(Element location data)
────────────────────────────────────────
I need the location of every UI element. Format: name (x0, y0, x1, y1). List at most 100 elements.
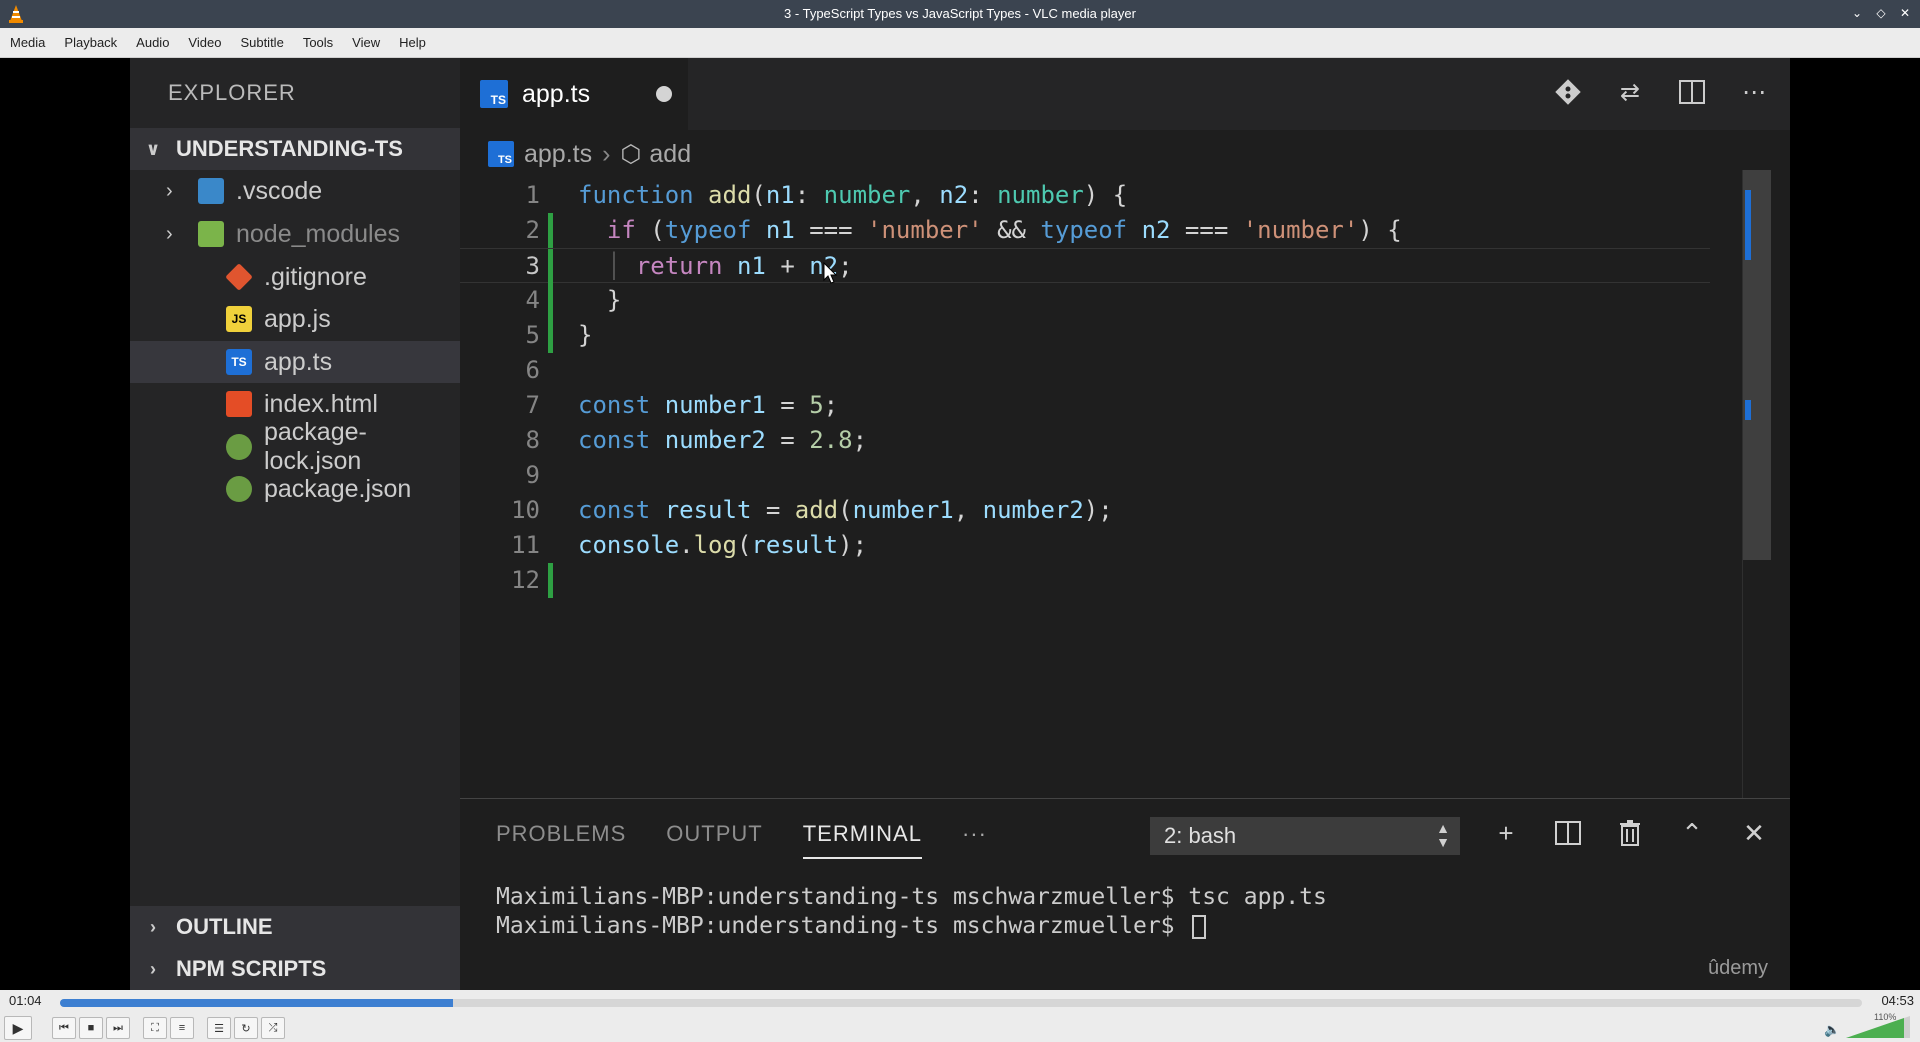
scroll-change-marker (1745, 190, 1751, 260)
next-button[interactable]: ⏭ (106, 1017, 130, 1039)
tree-item-label: app.ts (264, 347, 333, 376)
method-cube-icon: ⬡ (620, 140, 642, 168)
menu-bar: Media Playback Audio Video Subtitle Tool… (0, 28, 1920, 58)
player-controls: 01:04 04:53 ▶ ⏮ ■ ⏭ ⛶ ≡ ☰ ↻ ⤮ 🔈 110% (0, 990, 1920, 1042)
outline-label: OUTLINE (176, 914, 273, 939)
npm-scripts-label: NPM SCRIPTS (176, 956, 327, 981)
previous-button[interactable]: ⏮ (52, 1017, 76, 1039)
menu-help[interactable]: Help (393, 35, 439, 50)
chevron-down-icon: ∨ (145, 138, 161, 159)
stop-button[interactable]: ■ (79, 1017, 103, 1039)
tab-label: app.ts (522, 79, 591, 108)
line-number: 7 (525, 391, 540, 419)
panel-tab-problems: PROBLEMS (496, 821, 627, 846)
tree-item-package-json: package.json (130, 468, 460, 510)
updown-icon: ▲ ▼ (1436, 820, 1450, 850)
code-line: 5} (460, 318, 1710, 353)
breadcrumb: TS app.ts › ⬡ add (488, 134, 691, 174)
seek-progress (60, 999, 453, 1007)
terminal-line: Maximilians-MBP:understanding-ts mschwar… (496, 884, 1327, 910)
close-window-button[interactable]: ✕ (1896, 4, 1914, 22)
minimize-button[interactable]: ⌄ (1848, 4, 1866, 22)
git-icon (225, 263, 253, 291)
tree-item-label: app.js (264, 304, 331, 333)
line-number: 12 (511, 566, 540, 594)
node-json-icon (226, 476, 252, 502)
tree-item-app-js: JS app.js (130, 298, 460, 340)
node-json-icon (226, 434, 252, 460)
extended-settings-button[interactable]: ≡ (170, 1017, 194, 1039)
play-button[interactable]: ▶ (4, 1016, 32, 1040)
modified-line-marker (548, 318, 553, 353)
line-number: 2 (525, 216, 540, 244)
chevron-right-icon: › (602, 139, 611, 168)
menu-playback[interactable]: Playback (58, 35, 130, 50)
project-section-header: ∨ UNDERSTANDING-TS (130, 128, 460, 170)
explorer-title: EXPLORER (168, 80, 296, 105)
project-name: UNDERSTANDING-TS (176, 136, 403, 161)
code-line: 12 (460, 563, 1710, 598)
chevron-right-icon: › (150, 916, 156, 937)
seek-bar[interactable] (60, 999, 1862, 1007)
tree-item-label: node_modules (236, 219, 401, 248)
terminal-output: Maximilians-MBP:understanding-ts mschwar… (496, 883, 1327, 941)
chevron-up-icon: ⌃ (1681, 817, 1703, 848)
explorer-sidebar: EXPLORER ∨ UNDERSTANDING-TS › .vscode › … (130, 58, 460, 990)
modified-line-marker (548, 249, 553, 284)
code-line: 9 (460, 458, 1710, 493)
ts-file-icon: TS (488, 141, 514, 167)
folder-node-icon (198, 221, 224, 247)
volume-control[interactable]: 🔈 110% (1824, 1012, 1914, 1040)
line-number: 6 (525, 356, 540, 384)
loop-button[interactable]: ↻ (234, 1017, 258, 1039)
line-number: 1 (525, 181, 540, 209)
shuffle-button[interactable]: ⤮ (261, 1017, 285, 1039)
line-number: 3 (525, 252, 540, 280)
line-number: 11 (511, 531, 540, 559)
code-line: 10 const result = add(number1, number2); (460, 493, 1710, 528)
code-line: 11 console.log(result); (460, 528, 1710, 563)
js-file-icon: JS (226, 306, 252, 332)
terminal-line: Maximilians-MBP:understanding-ts mschwar… (496, 913, 1189, 939)
bottom-panel: PROBLEMS OUTPUT TERMINAL ··· 2: bash ▲ ▼ … (460, 798, 1790, 990)
playlist-button[interactable]: ☰ (207, 1017, 231, 1039)
menu-audio[interactable]: Audio (130, 35, 182, 50)
window-title: 3 - TypeScript Types vs JavaScript Types… (784, 6, 1136, 21)
more-actions-icon: ⋯ (1742, 78, 1766, 106)
folder-vscode-icon (198, 178, 224, 204)
mouse-cursor-icon (823, 262, 838, 284)
outline-section-header: › OUTLINE (130, 906, 460, 948)
code-line: 7 const number1 = 5; (460, 388, 1710, 423)
line-number: 8 (525, 426, 540, 454)
line-number: 4 (525, 286, 540, 314)
chevron-right-icon: › (150, 958, 156, 979)
fullscreen-button[interactable]: ⛶ (143, 1017, 167, 1039)
speaker-icon[interactable]: 🔈 (1824, 1022, 1840, 1038)
terminal-select-value: 2: bash (1164, 823, 1237, 848)
trash-icon (1614, 817, 1646, 849)
menu-subtitle[interactable]: Subtitle (234, 35, 296, 50)
menu-media[interactable]: Media (4, 35, 58, 50)
tree-item-label: index.html (264, 389, 378, 418)
menu-video[interactable]: Video (182, 35, 234, 50)
breadcrumb-file: app.ts (524, 139, 593, 168)
line-number: 5 (525, 321, 540, 349)
tree-item-label: .gitignore (264, 262, 367, 291)
menu-tools[interactable]: Tools (297, 35, 346, 50)
menu-view[interactable]: View (346, 35, 393, 50)
udemy-watermark: ûdemy (1707, 957, 1768, 979)
unsaved-dot-icon (656, 86, 672, 102)
git-diff-icon (1552, 76, 1584, 108)
chevron-right-icon: › (166, 179, 173, 202)
maximize-button[interactable]: ◇ (1872, 4, 1890, 22)
terminal-cursor (1192, 914, 1207, 939)
tree-item-gitignore: .gitignore (130, 256, 460, 298)
tree-item-app-ts: TS app.ts (130, 341, 460, 383)
close-icon: ✕ (1743, 817, 1765, 848)
modified-line-marker (548, 213, 553, 248)
panel-tab-terminal: TERMINAL (802, 821, 922, 859)
video-frame[interactable]: EXPLORER ∨ UNDERSTANDING-TS › .vscode › … (0, 58, 1920, 990)
tree-item-node-modules: › node_modules (130, 213, 460, 255)
volume-slider[interactable] (1846, 1016, 1910, 1038)
tab-app-ts: TS app.ts (460, 58, 688, 130)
────────────────────────────────────────
### Written exercise
Extract every line of the listing above word for word, leaving out the picture.

### Exercise result
I need the location of every UI element. Format: name (x0, y0, x1, y1). List at most 100 elements.
scroll-change-marker (1745, 190, 1751, 260)
next-button[interactable]: ⏭ (106, 1017, 130, 1039)
tree-item-label: app.ts (264, 347, 333, 376)
method-cube-icon: ⬡ (620, 140, 642, 168)
menu-bar: Media Playback Audio Video Subtitle Tool… (0, 28, 1920, 58)
player-controls: 01:04 04:53 ▶ ⏮ ■ ⏭ ⛶ ≡ ☰ ↻ ⤮ 🔈 110% (0, 990, 1920, 1042)
outline-label: OUTLINE (176, 914, 273, 939)
npm-scripts-label: NPM SCRIPTS (176, 956, 327, 981)
previous-button[interactable]: ⏮ (52, 1017, 76, 1039)
menu-help[interactable]: Help (393, 35, 439, 50)
chevron-down-icon: ∨ (145, 138, 161, 159)
stop-button[interactable]: ■ (79, 1017, 103, 1039)
tab-label: app.ts (522, 79, 591, 108)
line-number: 7 (525, 391, 540, 419)
panel-tab-problems: PROBLEMS (496, 821, 627, 846)
tree-item-package-json: package.json (130, 468, 460, 510)
updown-icon: ▲ ▼ (1436, 820, 1450, 850)
code-line: 5} (460, 318, 1710, 353)
breadcrumb: TS app.ts › ⬡ add (488, 134, 691, 174)
seek-progress (60, 999, 453, 1007)
terminal-line: Maximilians-MBP:understanding-ts mschwar… (496, 884, 1327, 910)
close-window-button[interactable]: ✕ (1896, 4, 1914, 22)
minimize-button[interactable]: ⌄ (1848, 4, 1866, 22)
git-icon (225, 263, 253, 291)
tree-item-label: app.js (264, 304, 331, 333)
line-number: 12 (511, 566, 540, 594)
node-json-icon (226, 476, 252, 502)
tree-item-app-js: JS app.js (130, 298, 460, 340)
node-json-icon (226, 434, 252, 460)
extended-settings-button[interactable]: ≡ (170, 1017, 194, 1039)
play-button[interactable]: ▶ (4, 1016, 32, 1040)
modified-line-marker (548, 318, 553, 353)
line-number: 2 (525, 216, 540, 244)
chevron-right-icon: › (602, 139, 611, 168)
menu-playback[interactable]: Playback (58, 35, 130, 50)
project-section-header: ∨ UNDERSTANDING-TS (130, 128, 460, 170)
explorer-title: EXPLORER (168, 80, 296, 105)
project-name: UNDERSTANDING-TS (176, 136, 403, 161)
code-line: 12 (460, 563, 1710, 598)
chevron-right-icon: › (150, 916, 156, 937)
seek-bar[interactable] (60, 999, 1862, 1007)
tree-item-label: node_modules (236, 219, 401, 248)
terminal-output: Maximilians-MBP:understanding-ts mschwar… (496, 883, 1327, 941)
chevron-up-icon: ⌃ (1681, 817, 1703, 848)
explorer-sidebar: EXPLORER ∨ UNDERSTANDING-TS › .vscode › … (130, 58, 460, 990)
modified-line-marker (548, 249, 553, 284)
code-line: 9 (460, 458, 1710, 493)
ts-file-icon: TS (488, 141, 514, 167)
folder-node-icon (198, 221, 224, 247)
volume-control[interactable]: 🔈 110% (1824, 1012, 1914, 1040)
line-number: 6 (525, 356, 540, 384)
loop-button[interactable]: ↻ (234, 1017, 258, 1039)
line-number: 1 (525, 181, 540, 209)
shuffle-button[interactable]: ⤮ (261, 1017, 285, 1039)
line-number: 3 (525, 252, 540, 280)
line-number: 11 (511, 531, 540, 559)
code-line: 10 const result = add(number1, number2); (460, 493, 1710, 528)
code-line: 11 console.log(result); (460, 528, 1710, 563)
js-file-icon: JS (226, 306, 252, 332)
terminal-line: Maximilians-MBP:understanding-ts mschwar… (496, 913, 1189, 939)
bottom-panel: PROBLEMS OUTPUT TERMINAL ··· 2: bash ▲ ▼ … (460, 798, 1790, 990)
playlist-button[interactable]: ☰ (207, 1017, 231, 1039)
menu-audio[interactable]: Audio (130, 35, 182, 50)
window-title: 3 - TypeScript Types vs JavaScript Types… (784, 6, 1136, 21)
more-actions-icon: ⋯ (1742, 78, 1766, 106)
folder-vscode-icon (198, 178, 224, 204)
mouse-cursor-icon (823, 262, 838, 284)
outline-section-header: › OUTLINE (130, 906, 460, 948)
code-line: 7 const number1 = 5; (460, 388, 1710, 423)
line-number: 8 (525, 426, 540, 454)
line-number: 4 (525, 286, 540, 314)
chevron-right-icon: › (150, 958, 156, 979)
fullscreen-button[interactable]: ⛶ (143, 1017, 167, 1039)
speaker-icon[interactable]: 🔈 (1824, 1022, 1840, 1038)
terminal-select-value: 2: bash (1164, 823, 1237, 848)
trash-icon (1614, 817, 1646, 849)
menu-subtitle[interactable]: Subtitle (234, 35, 296, 50)
menu-media[interactable]: Media (4, 35, 58, 50)
tree-item-label: index.html (264, 389, 378, 418)
menu-video[interactable]: Video (182, 35, 234, 50)
breadcrumb-file: app.ts (524, 139, 593, 168)
line-number: 5 (525, 321, 540, 349)
tree-item-label: .gitignore (264, 262, 367, 291)
menu-tools[interactable]: Tools (297, 35, 346, 50)
menu-view[interactable]: View (346, 35, 393, 50)
udemy-watermark: ûdemy (1707, 957, 1768, 979)
unsaved-dot-icon (656, 86, 672, 102)
git-diff-icon (1552, 76, 1584, 108)
chevron-right-icon: › (166, 179, 173, 202)
maximize-button[interactable]: ◇ (1872, 4, 1890, 22)
terminal-cursor (1192, 914, 1207, 939)
tree-item-gitignore: .gitignore (130, 256, 460, 298)
tree-item-app-ts: TS app.ts (130, 341, 460, 383)
close-icon: ✕ (1743, 817, 1765, 848)
modified-line-marker (548, 213, 553, 248)
panel-tab-terminal: TERMINAL (802, 821, 922, 859)
video-frame[interactable]: EXPLORER ∨ UNDERSTANDING-TS › .vscode › … (0, 58, 1920, 990)
tree-item-node-modules: › node_modules (130, 213, 460, 255)
volume-slider[interactable] (1846, 1016, 1910, 1038)
tab-app-ts: TS app.ts (460, 58, 688, 130)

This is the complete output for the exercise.